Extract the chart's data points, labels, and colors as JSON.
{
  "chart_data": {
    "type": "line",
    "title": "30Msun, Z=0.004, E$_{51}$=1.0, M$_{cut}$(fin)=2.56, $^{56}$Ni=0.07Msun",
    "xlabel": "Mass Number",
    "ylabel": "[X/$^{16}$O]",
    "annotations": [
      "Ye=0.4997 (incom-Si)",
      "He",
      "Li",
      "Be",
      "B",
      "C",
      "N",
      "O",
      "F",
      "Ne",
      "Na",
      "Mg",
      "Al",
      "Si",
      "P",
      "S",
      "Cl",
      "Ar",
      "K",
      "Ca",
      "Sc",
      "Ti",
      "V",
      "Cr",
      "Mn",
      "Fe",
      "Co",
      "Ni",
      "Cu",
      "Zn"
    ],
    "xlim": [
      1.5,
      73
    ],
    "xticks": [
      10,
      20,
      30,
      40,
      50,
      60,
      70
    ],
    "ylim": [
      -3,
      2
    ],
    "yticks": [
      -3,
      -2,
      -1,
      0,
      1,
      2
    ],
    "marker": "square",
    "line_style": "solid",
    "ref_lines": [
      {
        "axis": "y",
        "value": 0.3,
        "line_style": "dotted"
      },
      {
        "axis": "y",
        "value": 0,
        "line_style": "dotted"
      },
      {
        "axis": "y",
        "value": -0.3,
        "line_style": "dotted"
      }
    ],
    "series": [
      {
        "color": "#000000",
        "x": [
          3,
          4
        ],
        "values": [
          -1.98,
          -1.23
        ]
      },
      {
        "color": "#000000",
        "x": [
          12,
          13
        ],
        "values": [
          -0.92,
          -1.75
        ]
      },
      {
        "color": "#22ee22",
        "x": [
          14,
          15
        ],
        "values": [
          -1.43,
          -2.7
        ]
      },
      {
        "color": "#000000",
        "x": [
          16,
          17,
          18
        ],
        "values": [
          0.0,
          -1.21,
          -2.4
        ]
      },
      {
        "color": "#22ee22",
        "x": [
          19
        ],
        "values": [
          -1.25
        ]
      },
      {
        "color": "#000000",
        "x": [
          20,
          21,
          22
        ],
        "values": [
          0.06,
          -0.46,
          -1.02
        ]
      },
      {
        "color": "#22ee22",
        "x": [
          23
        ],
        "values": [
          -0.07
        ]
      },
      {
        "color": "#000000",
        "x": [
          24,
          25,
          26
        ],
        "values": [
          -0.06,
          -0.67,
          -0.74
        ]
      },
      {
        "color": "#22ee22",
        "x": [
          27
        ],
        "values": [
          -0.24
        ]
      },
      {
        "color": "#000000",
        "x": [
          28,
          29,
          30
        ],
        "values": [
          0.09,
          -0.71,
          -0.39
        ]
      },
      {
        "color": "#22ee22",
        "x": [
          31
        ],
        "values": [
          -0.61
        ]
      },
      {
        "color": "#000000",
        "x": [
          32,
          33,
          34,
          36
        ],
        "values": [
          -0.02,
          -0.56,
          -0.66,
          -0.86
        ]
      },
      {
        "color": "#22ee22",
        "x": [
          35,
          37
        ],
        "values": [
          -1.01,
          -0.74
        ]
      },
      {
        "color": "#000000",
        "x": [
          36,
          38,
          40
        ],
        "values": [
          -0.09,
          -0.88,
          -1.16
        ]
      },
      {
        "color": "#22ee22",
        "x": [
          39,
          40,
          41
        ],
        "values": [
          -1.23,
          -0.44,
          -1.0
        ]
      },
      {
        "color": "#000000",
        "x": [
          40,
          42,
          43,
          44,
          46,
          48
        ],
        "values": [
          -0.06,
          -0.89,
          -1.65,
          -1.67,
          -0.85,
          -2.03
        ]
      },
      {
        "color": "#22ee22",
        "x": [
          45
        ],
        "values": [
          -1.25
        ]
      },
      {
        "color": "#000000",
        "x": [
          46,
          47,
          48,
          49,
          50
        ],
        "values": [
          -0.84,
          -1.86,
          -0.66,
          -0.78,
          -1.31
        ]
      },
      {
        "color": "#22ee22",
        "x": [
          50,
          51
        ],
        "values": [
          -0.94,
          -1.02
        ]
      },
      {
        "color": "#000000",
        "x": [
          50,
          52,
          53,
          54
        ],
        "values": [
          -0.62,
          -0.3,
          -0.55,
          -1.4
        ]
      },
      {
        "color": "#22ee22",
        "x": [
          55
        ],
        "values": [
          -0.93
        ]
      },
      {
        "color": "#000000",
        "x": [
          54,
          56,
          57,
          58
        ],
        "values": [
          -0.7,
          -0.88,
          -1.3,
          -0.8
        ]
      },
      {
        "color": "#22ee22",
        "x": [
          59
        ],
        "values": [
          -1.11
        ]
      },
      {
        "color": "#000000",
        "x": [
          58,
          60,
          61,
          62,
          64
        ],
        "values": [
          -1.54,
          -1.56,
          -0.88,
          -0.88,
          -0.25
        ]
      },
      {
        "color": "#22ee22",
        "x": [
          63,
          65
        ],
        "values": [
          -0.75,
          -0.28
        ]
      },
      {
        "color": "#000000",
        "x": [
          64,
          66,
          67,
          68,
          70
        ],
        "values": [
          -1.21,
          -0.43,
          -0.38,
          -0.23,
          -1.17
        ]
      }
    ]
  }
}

Goal of the exercise.
Every line of the material must be returned exactly as it appears.

Result of this task.
Extract the chart's data points, labels, and colors as JSON.
{
  "chart_data": {
    "type": "line",
    "title": "30Msun, Z=0.004, E$_{51}$=1.0, M$_{cut}$(fin)=2.56, $^{56}$Ni=0.07Msun",
    "xlabel": "Mass Number",
    "ylabel": "[X/$^{16}$O]",
    "annotations": [
      "Ye=0.4997 (incom-Si)",
      "He",
      "Li",
      "Be",
      "B",
      "C",
      "N",
      "O",
      "F",
      "Ne",
      "Na",
      "Mg",
      "Al",
      "Si",
      "P",
      "S",
      "Cl",
      "Ar",
      "K",
      "Ca",
      "Sc",
      "Ti",
      "V",
      "Cr",
      "Mn",
      "Fe",
      "Co",
      "Ni",
      "Cu",
      "Zn"
    ],
    "xlim": [
      1.5,
      73
    ],
    "xticks": [
      10,
      20,
      30,
      40,
      50,
      60,
      70
    ],
    "ylim": [
      -3,
      2
    ],
    "yticks": [
      -3,
      -2,
      -1,
      0,
      1,
      2
    ],
    "marker": "square",
    "line_style": "solid",
    "ref_lines": [
      {
        "axis": "y",
        "value": 0.3,
        "line_style": "dotted"
      },
      {
        "axis": "y",
        "value": 0,
        "line_style": "dotted"
      },
      {
        "axis": "y",
        "value": -0.3,
        "line_style": "dotted"
      }
    ],
    "series": [
      {
        "color": "#000000",
        "x": [
          3,
          4
        ],
        "values": [
          -1.98,
          -1.23
        ]
      },
      {
        "color": "#000000",
        "x": [
          12,
          13
        ],
        "values": [
          -0.92,
          -1.75
        ]
      },
      {
        "color": "#22ee22",
        "x": [
          14,
          15
        ],
        "values": [
          -1.43,
          -2.7
        ]
      },
      {
        "color": "#000000",
        "x": [
          16,
          17,
          18
        ],
        "values": [
          0.0,
          -1.21,
          -2.4
        ]
      },
      {
        "color": "#22ee22",
        "x": [
          19
        ],
        "values": [
          -1.25
        ]
      },
      {
        "color": "#000000",
        "x": [
          20,
          21,
          22
        ],
        "values": [
          0.06,
          -0.46,
          -1.02
        ]
      },
      {
        "color": "#22ee22",
        "x": [
          23
        ],
        "values": [
          -0.07
        ]
      },
      {
        "color": "#000000",
        "x": [
          24,
          25,
          26
        ],
        "values": [
          -0.06,
          -0.67,
          -0.74
        ]
      },
      {
        "color": "#22ee22",
        "x": [
          27
        ],
        "values": [
          -0.24
        ]
      },
      {
        "color": "#000000",
        "x": [
          28,
          29,
          30
        ],
        "values": [
          0.09,
          -0.71,
          -0.39
        ]
      },
      {
        "color": "#22ee22",
        "x": [
          31
        ],
        "values": [
          -0.61
        ]
      },
      {
        "color": "#000000",
        "x": [
          32,
          33,
          34,
          36
        ],
        "values": [
          -0.02,
          -0.56,
          -0.66,
          -0.86
        ]
      },
      {
        "color": "#22ee22",
        "x": [
          35,
          37
        ],
        "values": [
          -1.01,
          -0.74
        ]
      },
      {
        "color": "#000000",
        "x": [
          36,
          38,
          40
        ],
        "values": [
          -0.09,
          -0.88,
          -1.16
        ]
      },
      {
        "color": "#22ee22",
        "x": [
          39,
          40,
          41
        ],
        "values": [
          -1.23,
          -0.44,
          -1.0
        ]
      },
      {
        "color": "#000000",
        "x": [
          40,
          42,
          43,
          44,
          46,
          48
        ],
        "values": [
          -0.06,
          -0.89,
          -1.65,
          -1.67,
          -0.85,
          -2.03
        ]
      },
      {
        "color": "#22ee22",
        "x": [
          45
        ],
        "values": [
          -1.25
        ]
      },
      {
        "color": "#000000",
        "x": [
          46,
          47,
          48,
          49,
          50
        ],
        "values": [
          -0.84,
          -1.86,
          -0.66,
          -0.78,
          -1.31
        ]
      },
      {
        "color": "#22ee22",
        "x": [
          50,
          51
        ],
        "values": [
          -0.94,
          -1.02
        ]
      },
      {
        "color": "#000000",
        "x": [
          50,
          52,
          53,
          54
        ],
        "values": [
          -0.62,
          -0.3,
          -0.55,
          -1.4
        ]
      },
      {
        "color": "#22ee22",
        "x": [
          55
        ],
        "values": [
          -0.93
        ]
      },
      {
        "color": "#000000",
        "x": [
          54,
          56,
          57,
          58
        ],
        "values": [
          -0.7,
          -0.88,
          -1.3,
          -0.8
        ]
      },
      {
        "color": "#22ee22",
        "x": [
          59
        ],
        "values": [
          -1.11
        ]
      },
      {
        "color": "#000000",
        "x": [
          58,
          60,
          61,
          62,
          64
        ],
        "values": [
          -1.54,
          -1.56,
          -0.88,
          -0.88,
          -0.25
        ]
      },
      {
        "color": "#22ee22",
        "x": [
          63,
          65
        ],
        "values": [
          -0.75,
          -0.28
        ]
      },
      {
        "color": "#000000",
        "x": [
          64,
          66,
          67,
          68,
          70
        ],
        "values": [
          -1.21,
          -0.43,
          -0.38,
          -0.23,
          -1.17
        ]
      }
    ]
  }
}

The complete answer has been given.